*Goal:*
Read the records and gather each line that includes "Ireland".

*Records for the task:*
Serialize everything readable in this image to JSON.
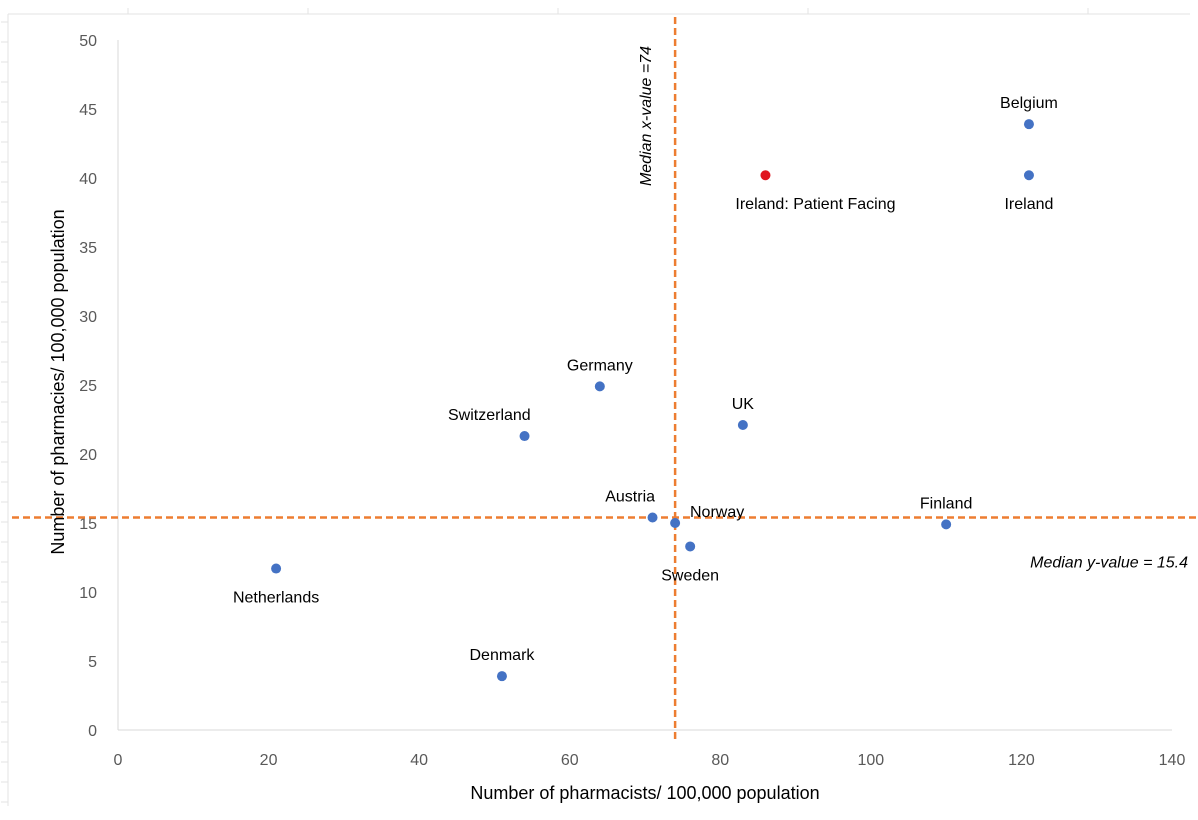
{
  "chart_data": {
    "type": "scatter",
    "xlabel": "Number of pharmacists/ 100,000 population",
    "ylabel": "Number of pharmacies/ 100,000 population",
    "xlim": [
      0,
      140
    ],
    "ylim": [
      0,
      50
    ],
    "x_ticks": [
      0,
      20,
      40,
      60,
      80,
      100,
      120,
      140
    ],
    "y_ticks": [
      0,
      5,
      10,
      15,
      20,
      25,
      30,
      35,
      40,
      45,
      50
    ],
    "grid": false,
    "points": [
      {
        "label": "Netherlands",
        "x": 21,
        "y": 11.7,
        "color": "#4472C4",
        "label_pos": "below"
      },
      {
        "label": "Denmark",
        "x": 51,
        "y": 3.9,
        "color": "#4472C4",
        "label_pos": "above"
      },
      {
        "label": "Switzerland",
        "x": 54,
        "y": 21.3,
        "color": "#4472C4",
        "label_pos": "above-left"
      },
      {
        "label": "Germany",
        "x": 64,
        "y": 24.9,
        "color": "#4472C4",
        "label_pos": "above"
      },
      {
        "label": "Austria",
        "x": 71,
        "y": 15.4,
        "color": "#4472C4",
        "label_pos": "above-left"
      },
      {
        "label": "Norway",
        "x": 74,
        "y": 15.0,
        "color": "#4472C4",
        "label_pos": "above-right"
      },
      {
        "label": "Sweden",
        "x": 76,
        "y": 13.3,
        "color": "#4472C4",
        "label_pos": "below"
      },
      {
        "label": "UK",
        "x": 83,
        "y": 22.1,
        "color": "#4472C4",
        "label_pos": "above"
      },
      {
        "label": "Finland",
        "x": 110,
        "y": 14.9,
        "color": "#4472C4",
        "label_pos": "above"
      },
      {
        "label": "Ireland",
        "x": 121,
        "y": 40.2,
        "color": "#4472C4",
        "label_pos": "below"
      },
      {
        "label": "Belgium",
        "x": 121,
        "y": 43.9,
        "color": "#4472C4",
        "label_pos": "above"
      },
      {
        "label": "Ireland: Patient Facing",
        "x": 86,
        "y": 40.2,
        "color": "#E0141E",
        "label_pos": "below"
      }
    ],
    "reference_lines": [
      {
        "orientation": "vertical",
        "value": 74,
        "label": "Median x-value =74",
        "color": "#ED7D31"
      },
      {
        "orientation": "horizontal",
        "value": 15.4,
        "label": "Median y-value = 15.4",
        "color": "#ED7D31"
      }
    ]
  }
}
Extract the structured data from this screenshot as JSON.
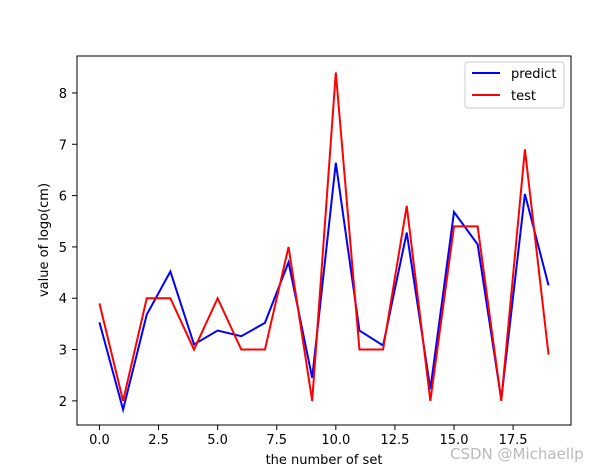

*Written reply:*
        "label": "Ireland",
        "label": "Ireland: Patient Facing",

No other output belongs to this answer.